### PROBLEM
Repeat the listing in full, exactly as it stands.

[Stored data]
╔══

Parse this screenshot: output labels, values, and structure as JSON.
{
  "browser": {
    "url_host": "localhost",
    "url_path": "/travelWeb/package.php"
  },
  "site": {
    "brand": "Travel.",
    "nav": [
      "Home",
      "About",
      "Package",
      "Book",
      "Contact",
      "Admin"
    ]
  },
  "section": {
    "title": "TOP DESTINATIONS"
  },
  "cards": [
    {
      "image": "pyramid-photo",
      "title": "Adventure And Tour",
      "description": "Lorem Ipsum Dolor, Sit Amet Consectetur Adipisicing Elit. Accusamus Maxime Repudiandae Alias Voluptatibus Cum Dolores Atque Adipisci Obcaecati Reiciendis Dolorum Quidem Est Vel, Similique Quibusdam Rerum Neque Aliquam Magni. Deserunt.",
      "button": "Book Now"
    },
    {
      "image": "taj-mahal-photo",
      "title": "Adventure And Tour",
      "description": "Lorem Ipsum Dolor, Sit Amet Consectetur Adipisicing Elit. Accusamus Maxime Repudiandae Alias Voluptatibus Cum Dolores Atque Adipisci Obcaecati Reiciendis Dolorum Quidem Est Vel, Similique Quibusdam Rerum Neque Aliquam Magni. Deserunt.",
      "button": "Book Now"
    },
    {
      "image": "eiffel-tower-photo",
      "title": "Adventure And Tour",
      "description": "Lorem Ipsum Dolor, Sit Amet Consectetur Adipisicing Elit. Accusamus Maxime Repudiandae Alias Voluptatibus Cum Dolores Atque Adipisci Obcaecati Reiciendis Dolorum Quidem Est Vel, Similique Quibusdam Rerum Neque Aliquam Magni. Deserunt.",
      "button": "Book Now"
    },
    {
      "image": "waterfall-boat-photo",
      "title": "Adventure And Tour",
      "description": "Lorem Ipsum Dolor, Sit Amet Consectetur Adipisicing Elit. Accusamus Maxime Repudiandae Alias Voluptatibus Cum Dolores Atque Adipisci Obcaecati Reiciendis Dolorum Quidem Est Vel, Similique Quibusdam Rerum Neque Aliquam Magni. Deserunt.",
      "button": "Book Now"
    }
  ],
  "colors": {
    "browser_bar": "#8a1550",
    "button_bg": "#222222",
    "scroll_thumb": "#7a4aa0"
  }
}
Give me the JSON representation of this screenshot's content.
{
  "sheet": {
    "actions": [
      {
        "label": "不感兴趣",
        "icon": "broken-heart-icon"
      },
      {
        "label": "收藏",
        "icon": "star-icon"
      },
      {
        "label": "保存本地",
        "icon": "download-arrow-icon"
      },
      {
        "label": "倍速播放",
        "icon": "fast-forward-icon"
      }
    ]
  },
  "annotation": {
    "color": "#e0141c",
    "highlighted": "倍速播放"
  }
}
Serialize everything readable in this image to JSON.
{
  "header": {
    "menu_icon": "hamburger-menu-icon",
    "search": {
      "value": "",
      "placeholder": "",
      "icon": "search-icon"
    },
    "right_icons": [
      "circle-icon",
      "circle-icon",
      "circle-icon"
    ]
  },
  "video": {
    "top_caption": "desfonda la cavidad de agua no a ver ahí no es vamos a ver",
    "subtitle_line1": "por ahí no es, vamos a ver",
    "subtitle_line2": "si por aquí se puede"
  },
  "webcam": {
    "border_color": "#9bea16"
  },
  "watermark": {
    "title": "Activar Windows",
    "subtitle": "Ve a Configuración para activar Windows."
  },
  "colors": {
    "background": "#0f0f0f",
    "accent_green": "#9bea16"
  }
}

╚══

### FULL SOLUTION
Parse this screenshot: output labels, values, and structure as JSON.
{
  "browser": {
    "url_host": "localhost",
    "url_path": "/travelWeb/package.php"
  },
  "site": {
    "brand": "Travel.",
    "nav": [
      "Home",
      "About",
      "Package",
      "Book",
      "Contact",
      "Admin"
    ]
  },
  "section": {
    "title": "TOP DESTINATIONS"
  },
  "cards": [
    {
      "image": "pyramid-photo",
      "title": "Adventure And Tour",
      "description": "Lorem Ipsum Dolor, Sit Amet Consectetur Adipisicing Elit. Accusamus Maxime Repudiandae Alias Voluptatibus Cum Dolores Atque Adipisci Obcaecati Reiciendis Dolorum Quidem Est Vel, Similique Quibusdam Rerum Neque Aliquam Magni. Deserunt.",
      "button": "Book Now"
    },
    {
      "image": "taj-mahal-photo",
      "title": "Adventure And Tour",
      "description": "Lorem Ipsum Dolor, Sit Amet Consectetur Adipisicing Elit. Accusamus Maxime Repudiandae Alias Voluptatibus Cum Dolores Atque Adipisci Obcaecati Reiciendis Dolorum Quidem Est Vel, Similique Quibusdam Rerum Neque Aliquam Magni. Deserunt.",
      "button": "Book Now"
    },
    {
      "image": "eiffel-tower-photo",
      "title": "Adventure And Tour",
      "description": "Lorem Ipsum Dolor, Sit Amet Consectetur Adipisicing Elit. Accusamus Maxime Repudiandae Alias Voluptatibus Cum Dolores Atque Adipisci Obcaecati Reiciendis Dolorum Quidem Est Vel, Similique Quibusdam Rerum Neque Aliquam Magni. Deserunt.",
      "button": "Book Now"
    },
    {
      "image": "waterfall-boat-photo",
      "title": "Adventure And Tour",
      "description": "Lorem Ipsum Dolor, Sit Amet Consectetur Adipisicing Elit. Accusamus Maxime Repudiandae Alias Voluptatibus Cum Dolores Atque Adipisci Obcaecati Reiciendis Dolorum Quidem Est Vel, Similique Quibusdam Rerum Neque Aliquam Magni. Deserunt.",
      "button": "Book Now"
    }
  ],
  "colors": {
    "browser_bar": "#8a1550",
    "button_bg": "#222222",
    "scroll_thumb": "#7a4aa0"
  }
}
Give me the JSON representation of this screenshot's content.
{
  "sheet": {
    "actions": [
      {
        "label": "不感兴趣",
        "icon": "broken-heart-icon"
      },
      {
        "label": "收藏",
        "icon": "star-icon"
      },
      {
        "label": "保存本地",
        "icon": "download-arrow-icon"
      },
      {
        "label": "倍速播放",
        "icon": "fast-forward-icon"
      }
    ]
  },
  "annotation": {
    "color": "#e0141c",
    "highlighted": "倍速播放"
  }
}
Serialize everything readable in this image to JSON.
{
  "header": {
    "menu_icon": "hamburger-menu-icon",
    "search": {
      "value": "",
      "placeholder": "",
      "icon": "search-icon"
    },
    "right_icons": [
      "circle-icon",
      "circle-icon",
      "circle-icon"
    ]
  },
  "video": {
    "top_caption": "desfonda la cavidad de agua no a ver ahí no es vamos a ver",
    "subtitle_line1": "por ahí no es, vamos a ver",
    "subtitle_line2": "si por aquí se puede"
  },
  "webcam": {
    "border_color": "#9bea16"
  },
  "watermark": {
    "title": "Activar Windows",
    "subtitle": "Ve a Configuración para activar Windows."
  },
  "colors": {
    "background": "#0f0f0f",
    "accent_green": "#9bea16"
  }
}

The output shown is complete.